Exercise goal ▸ Repeat the listing word for word. No pictures belong in the copy.

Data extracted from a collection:
-- Begin --

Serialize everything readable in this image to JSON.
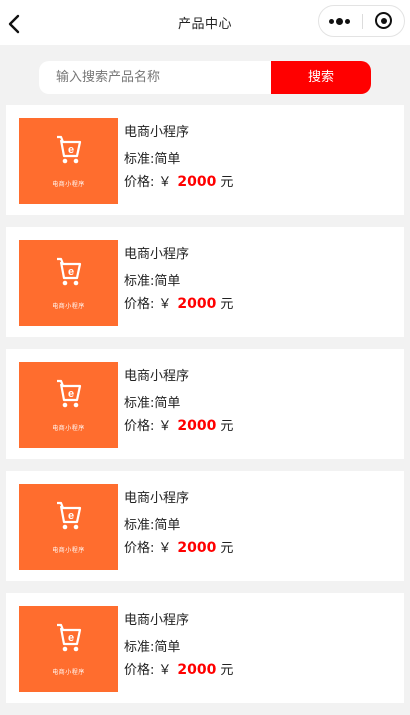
{
  "navbar": {
    "title": "产品中心",
    "back_icon": "chevron-left-icon",
    "more_icon": "more-dots-icon",
    "close_icon": "target-circle-icon"
  },
  "search": {
    "placeholder": "输入搜索产品名称",
    "button_label": "搜索",
    "button_color": "#ff0000"
  },
  "products": [
    {
      "thumb_caption": "电商小程序",
      "name": "电商小程序",
      "spec_label": "标准:",
      "spec_value": "简单",
      "price_label": "价格:",
      "currency": "￥",
      "price": "2000",
      "unit": "元"
    },
    {
      "thumb_caption": "电商小程序",
      "name": "电商小程序",
      "spec_label": "标准:",
      "spec_value": "简单",
      "price_label": "价格:",
      "currency": "￥",
      "price": "2000",
      "unit": "元"
    },
    {
      "thumb_caption": "电商小程序",
      "name": "电商小程序",
      "spec_label": "标准:",
      "spec_value": "简单",
      "price_label": "价格:",
      "currency": "￥",
      "price": "2000",
      "unit": "元"
    },
    {
      "thumb_caption": "电商小程序",
      "name": "电商小程序",
      "spec_label": "标准:",
      "spec_value": "简单",
      "price_label": "价格:",
      "currency": "￥",
      "price": "2000",
      "unit": "元"
    },
    {
      "thumb_caption": "电商小程序",
      "name": "电商小程序",
      "spec_label": "标准:",
      "spec_value": "简单",
      "price_label": "价格:",
      "currency": "￥",
      "price": "2000",
      "unit": "元"
    }
  ],
  "colors": {
    "thumb_bg": "#ff6d2e",
    "price_color": "#ff0000",
    "page_bg": "#f2f2f2"
  }
}
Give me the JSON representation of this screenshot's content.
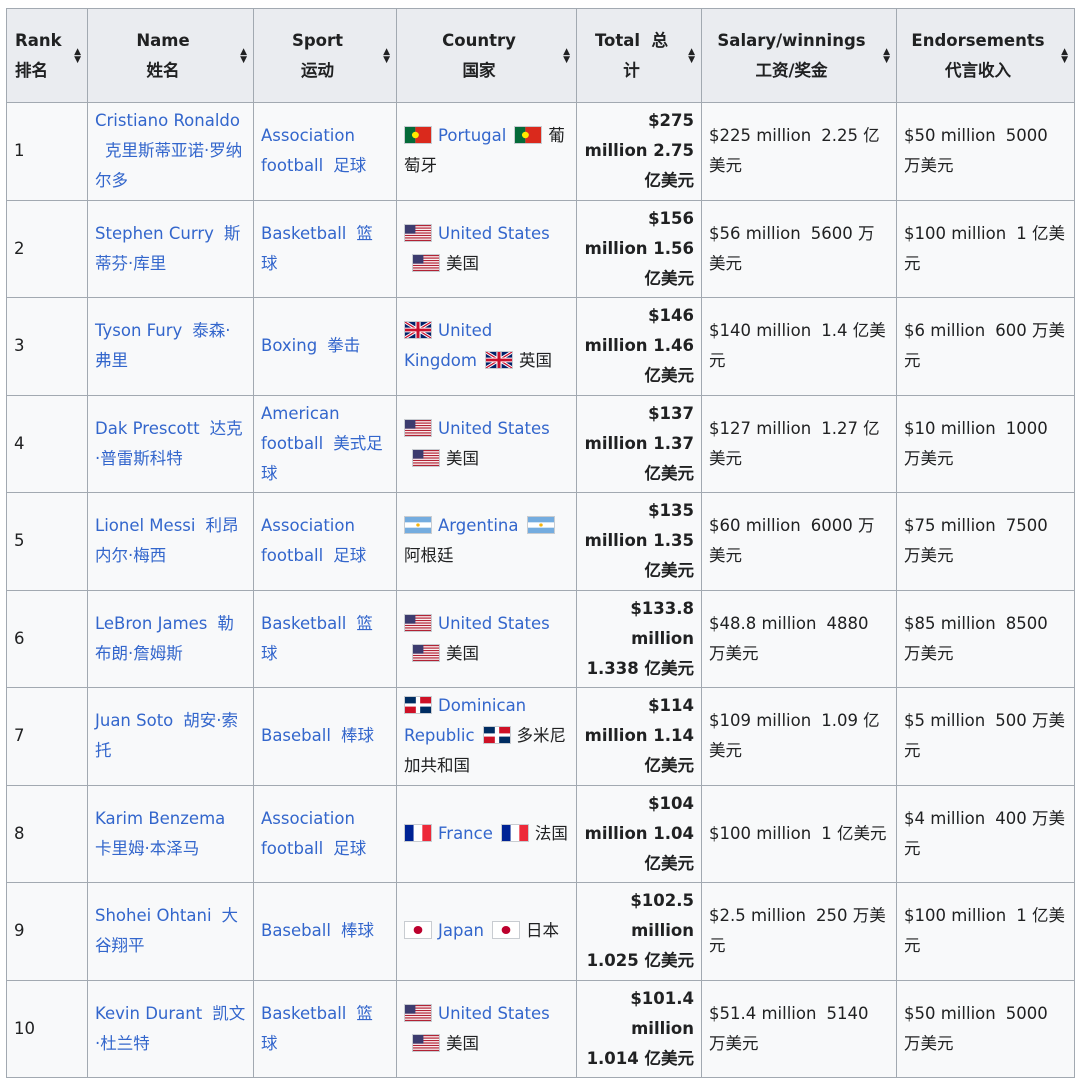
{
  "headers": {
    "rank": {
      "en": "Rank",
      "zh": "排名"
    },
    "name": {
      "en": "Name",
      "zh": "姓名"
    },
    "sport": {
      "en": "Sport",
      "zh": "运动"
    },
    "country": {
      "en": "Country",
      "zh": "国家"
    },
    "total": {
      "en": "Total",
      "zh1": "总",
      "zh2": "计"
    },
    "salary": {
      "en": "Salary/winnings",
      "zh": "工资/奖金"
    },
    "endorse": {
      "en": "Endorsements",
      "zh": "代言收入"
    }
  },
  "icons": {
    "sort": "sort-icon",
    "flags": [
      "flag-portugal-icon",
      "flag-usa-icon",
      "flag-uk-icon",
      "flag-argentina-icon",
      "flag-dominican-icon",
      "flag-france-icon",
      "flag-japan-icon"
    ]
  },
  "rows": [
    {
      "rank": "1",
      "name_en": "Cristiano Ronaldo",
      "name_zh": "克里斯蒂亚诺·罗纳尔多",
      "sport_en": "Association football",
      "sport_zh": "足球",
      "flag": "pt",
      "country_en": "Portugal",
      "country_zh": "葡萄牙",
      "total_usd": "$275 million",
      "total_zh": "2.75 亿美元",
      "salary_usd": "$225 million",
      "salary_zh": "2.25 亿美元",
      "endorse_usd": "$50 million",
      "endorse_zh": "5000 万美元"
    },
    {
      "rank": "2",
      "name_en": "Stephen Curry",
      "name_zh": "斯蒂芬·库里",
      "sport_en": "Basketball",
      "sport_zh": "篮球",
      "flag": "us",
      "country_en": "United States",
      "country_zh": "美国",
      "total_usd": "$156 million",
      "total_zh": "1.56 亿美元",
      "salary_usd": "$56 million",
      "salary_zh": "5600 万美元",
      "endorse_usd": "$100 million",
      "endorse_zh": "1 亿美元"
    },
    {
      "rank": "3",
      "name_en": "Tyson Fury",
      "name_zh": "泰森·弗里",
      "sport_en": "Boxing",
      "sport_zh": "拳击",
      "flag": "uk",
      "country_en": "United Kingdom",
      "country_zh": "英国",
      "total_usd": "$146 million",
      "total_zh": "1.46 亿美元",
      "salary_usd": "$140 million",
      "salary_zh": "1.4 亿美元",
      "endorse_usd": "$6 million",
      "endorse_zh": "600 万美元"
    },
    {
      "rank": "4",
      "name_en": "Dak Prescott",
      "name_zh": "达克·普雷斯科特",
      "sport_en": "American football",
      "sport_zh": "美式足球",
      "flag": "us",
      "country_en": "United States",
      "country_zh": "美国",
      "total_usd": "$137 million",
      "total_zh": "1.37 亿美元",
      "salary_usd": "$127 million",
      "salary_zh": "1.27 亿美元",
      "endorse_usd": "$10 million",
      "endorse_zh": "1000 万美元"
    },
    {
      "rank": "5",
      "name_en": "Lionel Messi",
      "name_zh": "利昂内尔·梅西",
      "sport_en": "Association football",
      "sport_zh": "足球",
      "flag": "ar",
      "country_en": "Argentina",
      "country_zh": "阿根廷",
      "total_usd": "$135 million",
      "total_zh": "1.35 亿美元",
      "salary_usd": "$60 million",
      "salary_zh": "6000 万美元",
      "endorse_usd": "$75 million",
      "endorse_zh": "7500 万美元"
    },
    {
      "rank": "6",
      "name_en": "LeBron James",
      "name_zh": "勒布朗·詹姆斯",
      "sport_en": "Basketball",
      "sport_zh": "篮球",
      "flag": "us",
      "country_en": "United States",
      "country_zh": "美国",
      "total_usd": "$133.8 million",
      "total_zh": "1.338 亿美元",
      "salary_usd": "$48.8 million",
      "salary_zh": "4880 万美元",
      "endorse_usd": "$85 million",
      "endorse_zh": "8500 万美元"
    },
    {
      "rank": "7",
      "name_en": "Juan Soto",
      "name_zh": "胡安·索托",
      "sport_en": "Baseball",
      "sport_zh": "棒球",
      "flag": "do",
      "country_en": "Dominican Republic",
      "country_zh": "多米尼加共和国",
      "total_usd": "$114 million",
      "total_zh": "1.14 亿美元",
      "salary_usd": "$109 million",
      "salary_zh": "1.09 亿美元",
      "endorse_usd": "$5 million",
      "endorse_zh": "500 万美元"
    },
    {
      "rank": "8",
      "name_en": "Karim Benzema",
      "name_zh": "卡里姆·本泽马",
      "sport_en": "Association football",
      "sport_zh": "足球",
      "flag": "fr",
      "country_en": "France",
      "country_zh": "法国",
      "total_usd": "$104 million",
      "total_zh": "1.04 亿美元",
      "salary_usd": "$100 million",
      "salary_zh": "1 亿美元",
      "endorse_usd": "$4 million",
      "endorse_zh": "400 万美元"
    },
    {
      "rank": "9",
      "name_en": "Shohei Ohtani",
      "name_zh": "大谷翔平",
      "sport_en": "Baseball",
      "sport_zh": "棒球",
      "flag": "jp",
      "country_en": "Japan",
      "country_zh": "日本",
      "total_usd": "$102.5 million",
      "total_zh": "1.025 亿美元",
      "salary_usd": "$2.5 million",
      "salary_zh": "250 万美元",
      "endorse_usd": "$100 million",
      "endorse_zh": "1 亿美元"
    },
    {
      "rank": "10",
      "name_en": "Kevin Durant",
      "name_zh": "凯文·杜兰特",
      "sport_en": "Basketball",
      "sport_zh": "篮球",
      "flag": "us",
      "country_en": "United States",
      "country_zh": "美国",
      "total_usd": "$101.4 million",
      "total_zh": "1.014 亿美元",
      "salary_usd": "$51.4 million",
      "salary_zh": "5140 万美元",
      "endorse_usd": "$50 million",
      "endorse_zh": "5000 万美元"
    }
  ]
}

-- End --

Written reply ▸
Serialize everything readable in this image to JSON.
{
  "navbar": {
    "title": "产品中心",
    "back_icon": "chevron-left-icon",
    "more_icon": "more-dots-icon",
    "close_icon": "target-circle-icon"
  },
  "search": {
    "placeholder": "输入搜索产品名称",
    "button_label": "搜索",
    "button_color": "#ff0000"
  },
  "products": [
    {
      "thumb_caption": "电商小程序",
      "name": "电商小程序",
      "spec_label": "标准:",
      "spec_value": "简单",
      "price_label": "价格:",
      "currency": "￥",
      "price": "2000",
      "unit": "元"
    },
    {
      "thumb_caption": "电商小程序",
      "name": "电商小程序",
      "spec_label": "标准:",
      "spec_value": "简单",
      "price_label": "价格:",
      "currency": "￥",
      "price": "2000",
      "unit": "元"
    },
    {
      "thumb_caption": "电商小程序",
      "name": "电商小程序",
      "spec_label": "标准:",
      "spec_value": "简单",
      "price_label": "价格:",
      "currency": "￥",
      "price": "2000",
      "unit": "元"
    },
    {
      "thumb_caption": "电商小程序",
      "name": "电商小程序",
      "spec_label": "标准:",
      "spec_value": "简单",
      "price_label": "价格:",
      "currency": "￥",
      "price": "2000",
      "unit": "元"
    },
    {
      "thumb_caption": "电商小程序",
      "name": "电商小程序",
      "spec_label": "标准:",
      "spec_value": "简单",
      "price_label": "价格:",
      "currency": "￥",
      "price": "2000",
      "unit": "元"
    }
  ],
  "colors": {
    "thumb_bg": "#ff6d2e",
    "price_color": "#ff0000",
    "page_bg": "#f2f2f2"
  }
}
Give me the JSON representation of this screenshot's content.
{
  "headers": {
    "rank": {
      "en": "Rank",
      "zh": "排名"
    },
    "name": {
      "en": "Name",
      "zh": "姓名"
    },
    "sport": {
      "en": "Sport",
      "zh": "运动"
    },
    "country": {
      "en": "Country",
      "zh": "国家"
    },
    "total": {
      "en": "Total",
      "zh1": "总",
      "zh2": "计"
    },
    "salary": {
      "en": "Salary/winnings",
      "zh": "工资/奖金"
    },
    "endorse": {
      "en": "Endorsements",
      "zh": "代言收入"
    }
  },
  "icons": {
    "sort": "sort-icon",
    "flags": [
      "flag-portugal-icon",
      "flag-usa-icon",
      "flag-uk-icon",
      "flag-argentina-icon",
      "flag-dominican-icon",
      "flag-france-icon",
      "flag-japan-icon"
    ]
  },
  "rows": [
    {
      "rank": "1",
      "name_en": "Cristiano Ronaldo",
      "name_zh": "克里斯蒂亚诺·罗纳尔多",
      "sport_en": "Association football",
      "sport_zh": "足球",
      "flag": "pt",
      "country_en": "Portugal",
      "country_zh": "葡萄牙",
      "total_usd": "$275 million",
      "total_zh": "2.75 亿美元",
      "salary_usd": "$225 million",
      "salary_zh": "2.25 亿美元",
      "endorse_usd": "$50 million",
      "endorse_zh": "5000 万美元"
    },
    {
      "rank": "2",
      "name_en": "Stephen Curry",
      "name_zh": "斯蒂芬·库里",
      "sport_en": "Basketball",
      "sport_zh": "篮球",
      "flag": "us",
      "country_en": "United States",
      "country_zh": "美国",
      "total_usd": "$156 million",
      "total_zh": "1.56 亿美元",
      "salary_usd": "$56 million",
      "salary_zh": "5600 万美元",
      "endorse_usd": "$100 million",
      "endorse_zh": "1 亿美元"
    },
    {
      "rank": "3",
      "name_en": "Tyson Fury",
      "name_zh": "泰森·弗里",
      "sport_en": "Boxing",
      "sport_zh": "拳击",
      "flag": "uk",
      "country_en": "United Kingdom",
      "country_zh": "英国",
      "total_usd": "$146 million",
      "total_zh": "1.46 亿美元",
      "salary_usd": "$140 million",
      "salary_zh": "1.4 亿美元",
      "endorse_usd": "$6 million",
      "endorse_zh": "600 万美元"
    },
    {
      "rank": "4",
      "name_en": "Dak Prescott",
      "name_zh": "达克·普雷斯科特",
      "sport_en": "American football",
      "sport_zh": "美式足球",
      "flag": "us",
      "country_en": "United States",
      "country_zh": "美国",
      "total_usd": "$137 million",
      "total_zh": "1.37 亿美元",
      "salary_usd": "$127 million",
      "salary_zh": "1.27 亿美元",
      "endorse_usd": "$10 million",
      "endorse_zh": "1000 万美元"
    },
    {
      "rank": "5",
      "name_en": "Lionel Messi",
      "name_zh": "利昂内尔·梅西",
      "sport_en": "Association football",
      "sport_zh": "足球",
      "flag": "ar",
      "country_en": "Argentina",
      "country_zh": "阿根廷",
      "total_usd": "$135 million",
      "total_zh": "1.35 亿美元",
      "salary_usd": "$60 million",
      "salary_zh": "6000 万美元",
      "endorse_usd": "$75 million",
      "endorse_zh": "7500 万美元"
    },
    {
      "rank": "6",
      "name_en": "LeBron James",
      "name_zh": "勒布朗·詹姆斯",
      "sport_en": "Basketball",
      "sport_zh": "篮球",
      "flag": "us",
      "country_en": "United States",
      "country_zh": "美国",
      "total_usd": "$133.8 million",
      "total_zh": "1.338 亿美元",
      "salary_usd": "$48.8 million",
      "salary_zh": "4880 万美元",
      "endorse_usd": "$85 million",
      "endorse_zh": "8500 万美元"
    },
    {
      "rank": "7",
      "name_en": "Juan Soto",
      "name_zh": "胡安·索托",
      "sport_en": "Baseball",
      "sport_zh": "棒球",
      "flag": "do",
      "country_en": "Dominican Republic",
      "country_zh": "多米尼加共和国",
      "total_usd": "$114 million",
      "total_zh": "1.14 亿美元",
      "salary_usd": "$109 million",
      "salary_zh": "1.09 亿美元",
      "endorse_usd": "$5 million",
      "endorse_zh": "500 万美元"
    },
    {
      "rank": "8",
      "name_en": "Karim Benzema",
      "name_zh": "卡里姆·本泽马",
      "sport_en": "Association football",
      "sport_zh": "足球",
      "flag": "fr",
      "country_en": "France",
      "country_zh": "法国",
      "total_usd": "$104 million",
      "total_zh": "1.04 亿美元",
      "salary_usd": "$100 million",
      "salary_zh": "1 亿美元",
      "endorse_usd": "$4 million",
      "endorse_zh": "400 万美元"
    },
    {
      "rank": "9",
      "name_en": "Shohei Ohtani",
      "name_zh": "大谷翔平",
      "sport_en": "Baseball",
      "sport_zh": "棒球",
      "flag": "jp",
      "country_en": "Japan",
      "country_zh": "日本",
      "total_usd": "$102.5 million",
      "total_zh": "1.025 亿美元",
      "salary_usd": "$2.5 million",
      "salary_zh": "250 万美元",
      "endorse_usd": "$100 million",
      "endorse_zh": "1 亿美元"
    },
    {
      "rank": "10",
      "name_en": "Kevin Durant",
      "name_zh": "凯文·杜兰特",
      "sport_en": "Basketball",
      "sport_zh": "篮球",
      "flag": "us",
      "country_en": "United States",
      "country_zh": "美国",
      "total_usd": "$101.4 million",
      "total_zh": "1.014 亿美元",
      "salary_usd": "$51.4 million",
      "salary_zh": "5140 万美元",
      "endorse_usd": "$50 million",
      "endorse_zh": "5000 万美元"
    }
  ]
}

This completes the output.